→ **PROBLEM DESCRIPTION**
Gather, from the listing beneath this task, every line holding the string "uius".

-- START OF RECORDS FOR PROCESSING --

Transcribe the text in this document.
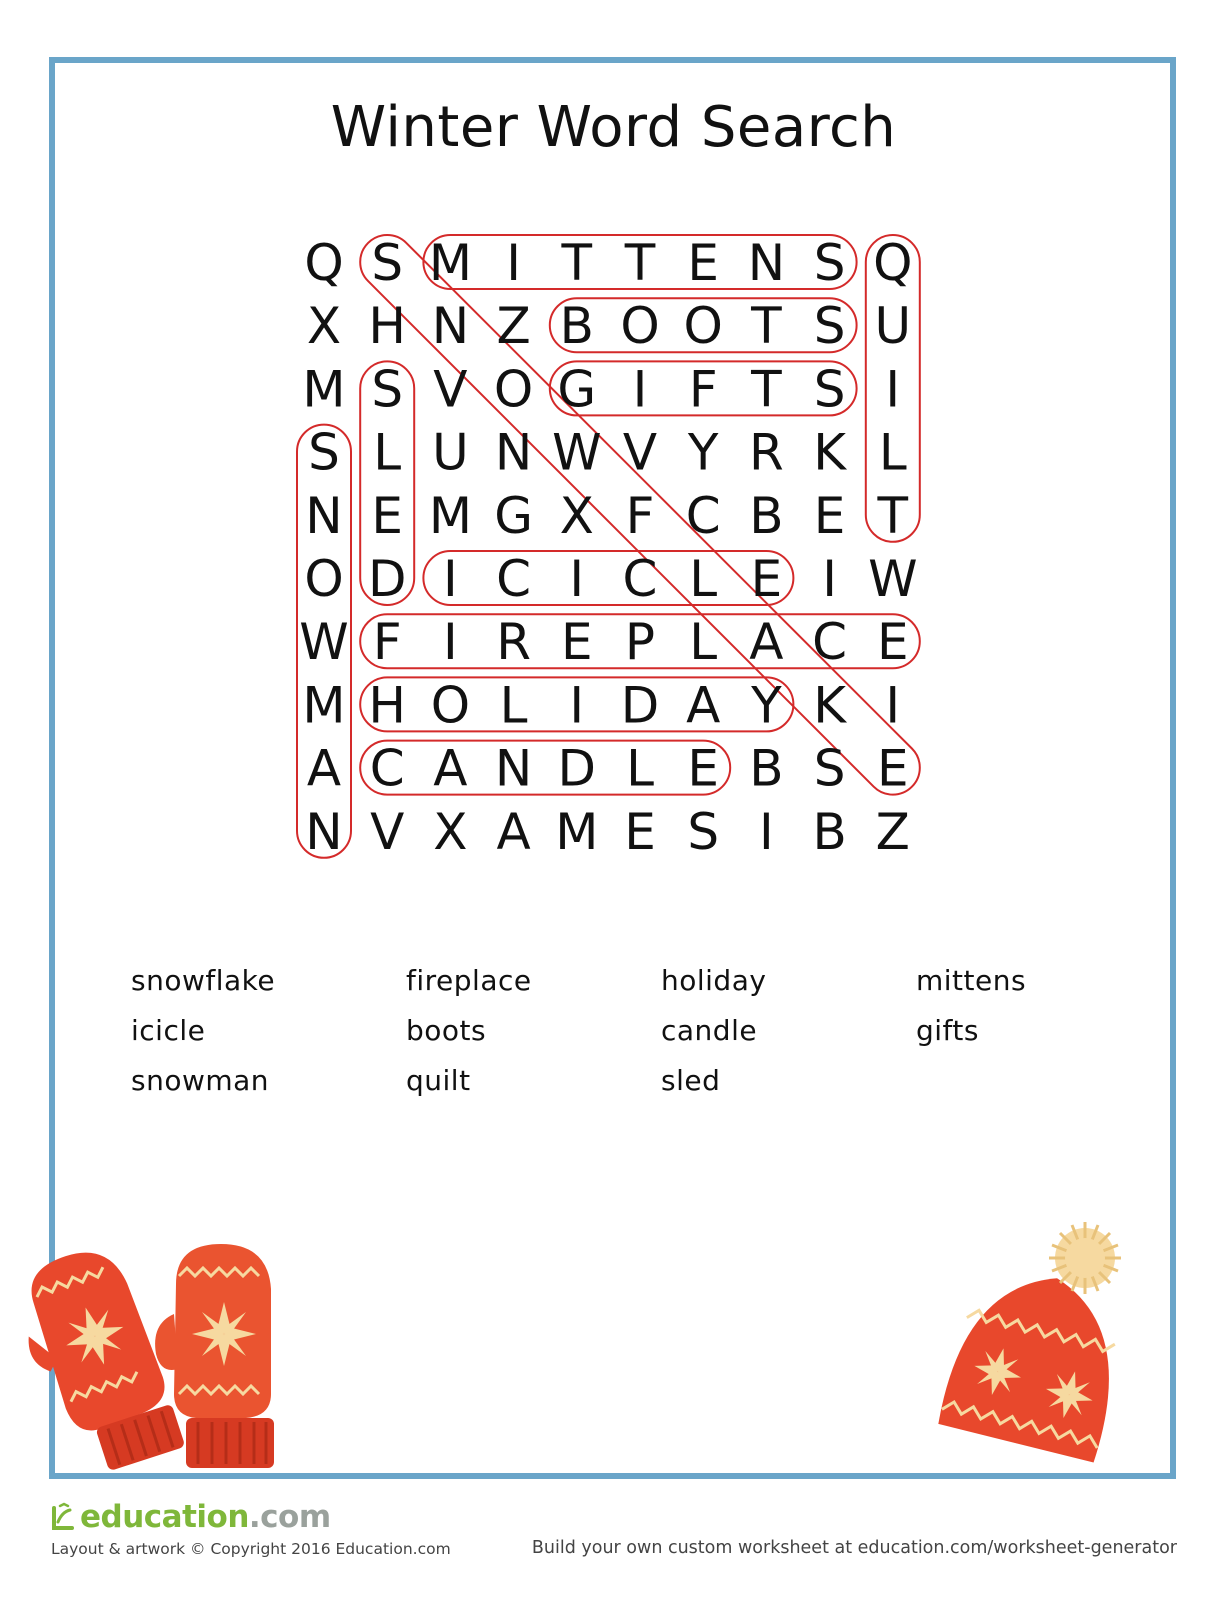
Winter Word Search
Q S M I T T E N S Q
X H N Z B O O T S U
M S V O G I F T S I
S L U N W V Y R K L
N E M G X F C B E T
O D I C I C L E I W
W F I R E P L A C E
M H O L I D A Y K I
A C A N D L E B S E
N V X A M E S I B Z
snowflake
icicle
snowman
fireplace
boots
quilt
holiday
candle
sled
mittens
gifts
education.com
Layout & artwork © Copyright 2016 Education.com	Build your own custom worksheet at education.com/worksheet-generator
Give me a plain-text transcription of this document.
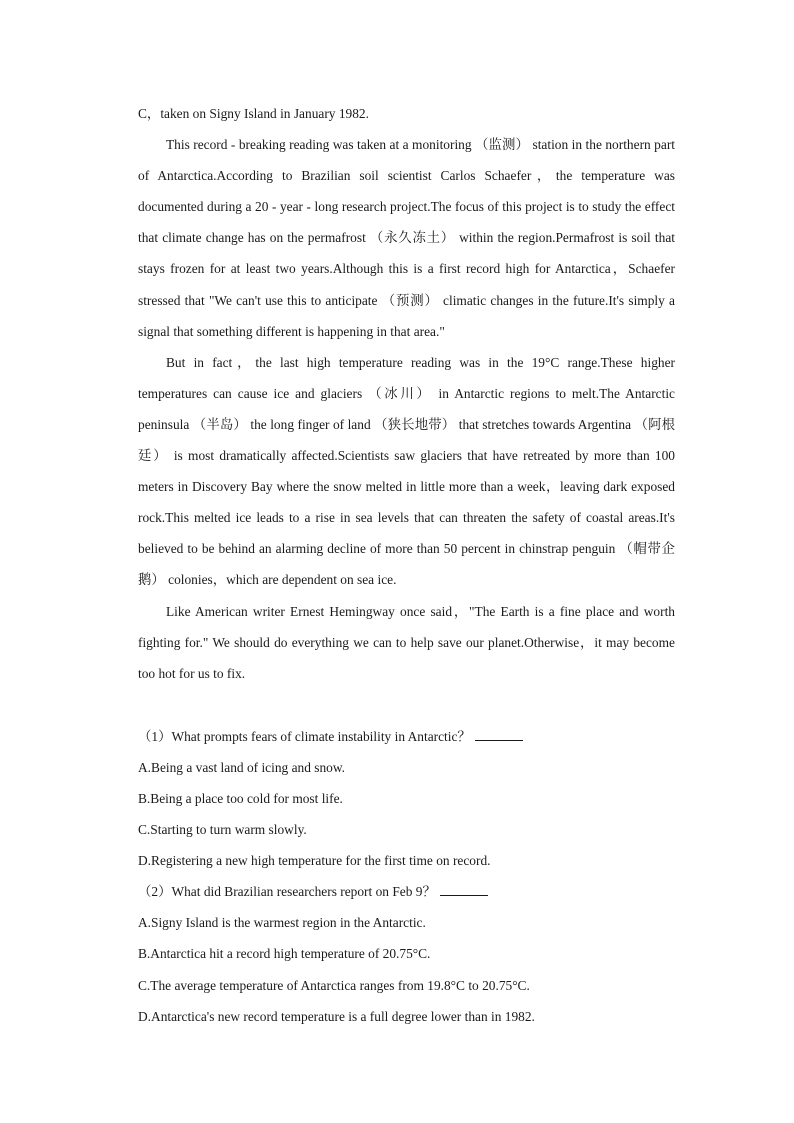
C，taken on Signy Island in January 1982.

This record - breaking reading was taken at a monitoring （监测） station in the northern part of Antarctica.According to Brazilian soil scientist Carlos Schaefer，the temperature was documented during a 20 - year - long research project.The focus of this project is to study the effect that climate change has on the permafrost （永久冻土） within the region.Permafrost is soil that stays frozen for at least two years.Although this is a first record high for Antarctica，Schaefer stressed that "We can't use this to anticipate （预测） climatic changes in the future.It's simply a signal that something different is happening in that area."

But in fact，the last high temperature reading was in the 19°C range.These higher temperatures can cause ice and glaciers （冰川） in Antarctic regions to melt.The Antarctic peninsula （半岛） the long finger of land （狭长地带） that stretches towards Argentina （阿根廷） is most dramatically affected.Scientists saw glaciers that have retreated by more than 100 meters in Discovery Bay where the snow melted in little more than a week，leaving dark exposed rock.This melted ice leads to a rise in sea levels that can threaten the safety of coastal areas.It's believed to be behind an alarming decline of more than 50 percent in chinstrap penguin （帽带企鹅） colonies，which are dependent on sea ice.

Like American writer Ernest Hemingway once said，"The Earth is a fine place and worth fighting for." We should do everything we can to help save our planet.Otherwise，it may become too hot for us to fix.

（1）What prompts fears of climate instability in Antarctic？

A.Being a vast land of icing and snow.

B.Being a place too cold for most life.

C.Starting to turn warm slowly.

D.Registering a new high temperature for the first time on record.

（2）What did Brazilian researchers report on Feb 9？

A.Signy Island is the warmest region in the Antarctic.

B.Antarctica hit a record high temperature of 20.75°C.

C.The average temperature of Antarctica ranges from 19.8°C to 20.75°C.

D.Antarctica's new record temperature is a full degree lower than in 1982.
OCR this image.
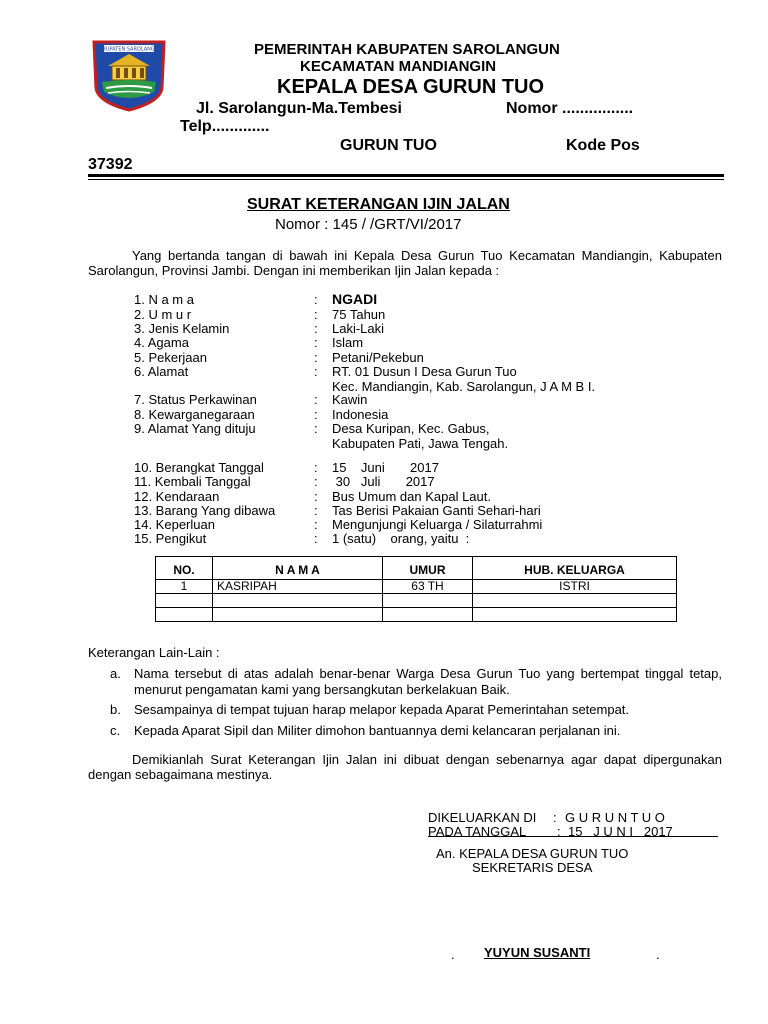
KABUPATEN SAROLANGUN	PEMERINTAH KABUPATEN SAROLANGUN
KECAMATAN MANDIANGIN
KEPALA DESA GURUN TUO
Jl. Sarolangun-Ma.Tembesi	Nomor ................
Telp.............
GURUN TUO	Kode Pos
37392
SURAT KETERANGAN IJIN JALAN
Nomor : 145 / /GRT/VI/2017
Yang bertanda tangan di bawah ini Kepala Desa Gurun Tuo Kecamatan Mandiangin, Kabupaten Sarolangun, Provinsi Jambi. Dengan ini memberikan Ijin Jalan kepada :
1. N a m a	: NGADI
2. U m u r	: 75 Tahun
3. Jenis Kelamin	: Laki-Laki
4. Agama	: Islam
5. Pekerjaan	: Petani/Pekebun
6. Alamat	: RT. 01 Dusun I Desa Gurun Tuo
Kec. Mandiangin, Kab. Sarolangun, J A M B I.
7. Status Perkawinan	: Kawin
8. Kewarganegaraan	: Indonesia
9. Alamat Yang dituju	: Desa Kuripan, Kec. Gabus,
Kabupaten Pati, Jawa Tengah.
10. Berangkat Tanggal	: 15    Juni       2017
11. Kembali Tanggal	: 30   Juli       2017
12. Kendaraan	: Bus Umum dan Kapal Laut.
13. Barang Yang dibawa	: Tas Berisi Pakaian Ganti Sehari-hari
14. Keperluan	: Mengunjungi Keluarga / Silaturrahmi
15. Pengikut	: 1 (satu)    orang, yaitu  :
NO.	N A M A	UMUR	HUB. KELUARGA
1	KASRIPAH	63 TH	ISTRI

Keterangan Lain-Lain :
a. Nama tersebut di atas adalah benar-benar Warga Desa Gurun Tuo yang bertempat tinggal tetap, menurut pengamatan kami yang bersangkutan berkelakuan Baik.
b. Sesampainya di tempat tujuan harap melapor kepada Aparat Pemerintahan setempat.
c. Kepada Aparat Sipil dan Militer dimohon bantuannya demi kelancaran perjalanan ini.
Demikianlah Surat Keterangan Ijin Jalan ini dibuat dengan sebenarnya agar dapat dipergunakan dengan sebagaimana mestinya.
DIKELUARKAN DI : G U R U N T U O
PADA TANGGAL : 15   J U N I   2017
An. KEPALA DESA GURUN TUO
SEKRETARIS DESA
. YUYUN SUSANTI	.
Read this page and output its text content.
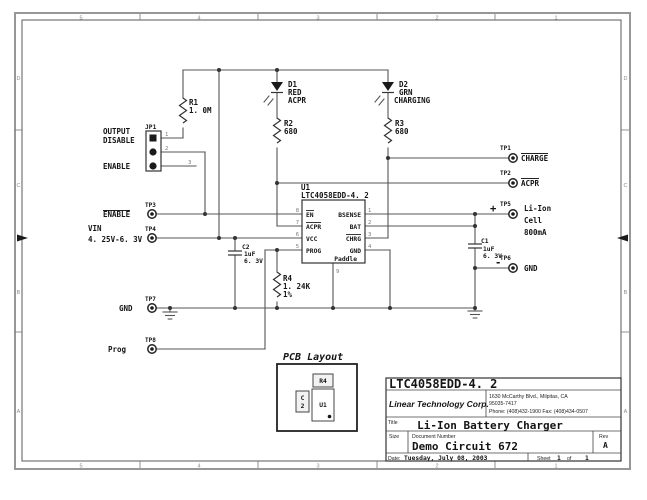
5	4	3	2	1
5	4	3	2	1
D
C
B
A
D
C
B
A
R1
1. 0M
JP1
1
2
3
OUTPUT
DISABLE
ENABLE
D1
RED
ACPR
R2
680
D2
GRN
CHARGING
R3
680
R4
1. 24K
1%
C2
1uF
6. 3V
C1
1uF
6. 3V
U1
LTC4058EDD-4. 2
EN
ACPR
VCC
PROG
BSENSE
BAT
CHRG
GND
Paddle
8
7
6
5
1
2
3
4
9
TP1
CHARGE
TP2
ACPR
TP3
ENABLE
TP4
VIN
4. 25V-6. 3V
TP5
+	Li-Ion
Cell
800mA
TP6
-	GND
TP7
GND
TP8
Prog
PCB Layout
R4
C
2 U1
LTC4058EDD-4. 2
Linear Technology Corp.
1630 McCarthy Blvd., Milpitas, CA
95035-7417
Phone: (408)432-1900 Fax: (408)434-0507
Title Li-Ion Battery Charger
Size Document Number
Demo Circuit 672
Rev
A
Date: Tuesday, July 08, 2003	Sheet 1 of 1
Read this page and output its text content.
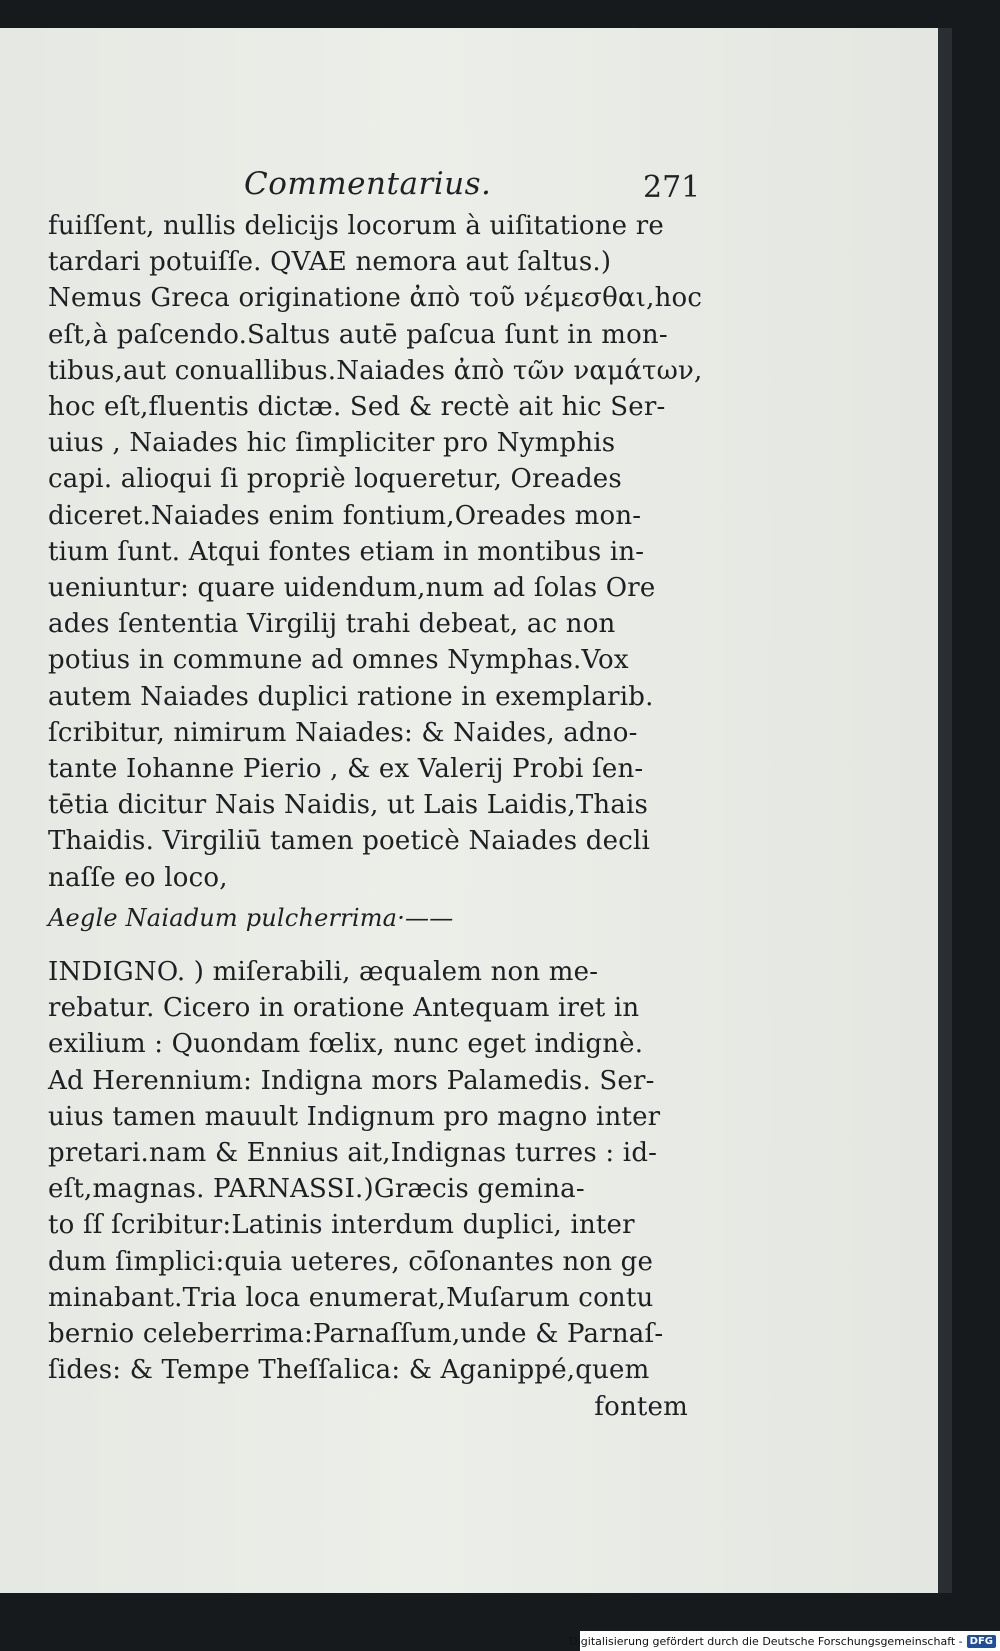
Commentarius.	271
fuiſſent, nullis delicijs locorum à uiſitatione re
tardari potuiſſe. QVAE nemora aut ſaltus.)
Nemus Greca originatione ἀπὸ τοῦ νέμεσθαι,hoc
eſt,à paſcendo.Saltus autē paſcua ſunt in mon-
tibus,aut conuallibus.Naiades ἀπὸ τῶν ναμάτων,
hoc eſt,fluentis dictæ. Sed & rectè ait hic Ser-
uius , Naiades hic ſimpliciter pro Nymphis
capi. alioqui ſi propriè loqueretur, Oreades
diceret.Naiades enim fontium,Oreades mon-
tium ſunt. Atqui fontes etiam in montibus in-
ueniuntur: quare uidendum,num ad ſolas Ore
ades ſententia Virgilij trahi debeat, ac non
potius in commune ad omnes Nymphas.Vox
autem Naiades duplici ratione in exemplarib.
ſcribitur, nimirum Naiades: & Naides, adno-
tante Iohanne Pierio , & ex Valerij Probi ſen-
tētia dicitur Nais Naidis, ut Lais Laidis,Thais
Thaidis. Virgiliū tamen poeticè Naiades decli
naſſe eo loco,
Aegle Naiadum pulcherrima·——
INDIGNO. ) miſerabili, æqualem non me-
rebatur. Cicero in oratione Antequam iret in
exilium : Quondam fœlix, nunc eget indignè.
Ad Herennium: Indigna mors Palamedis. Ser-
uius tamen mauult Indignum pro magno inter
pretari.nam & Ennius ait,Indignas turres : id-
eſt,magnas. PARNASSI.)Græcis gemina-
to ſſ ſcribitur:Latinis interdum duplici, inter
dum ſimplici:quia ueteres, cōſonantes non ge
minabant.Tria loca enumerat,Muſarum contu
bernio celeberrima:Parnaſſum,unde & Parnaſ-
ſides: & Tempe Theſſalica: & Aganippé,quem
fontem
Digitalisierung gefördert durch die Deutsche Forschungsgemeinschaft - DFG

-- END OF RECORDS FOR PROCESSING --

→ **RESULT OF THE TASK**
uius , Naiades hic ſimpliciter pro Nymphis
uius tamen mauult Indignum pro magno inter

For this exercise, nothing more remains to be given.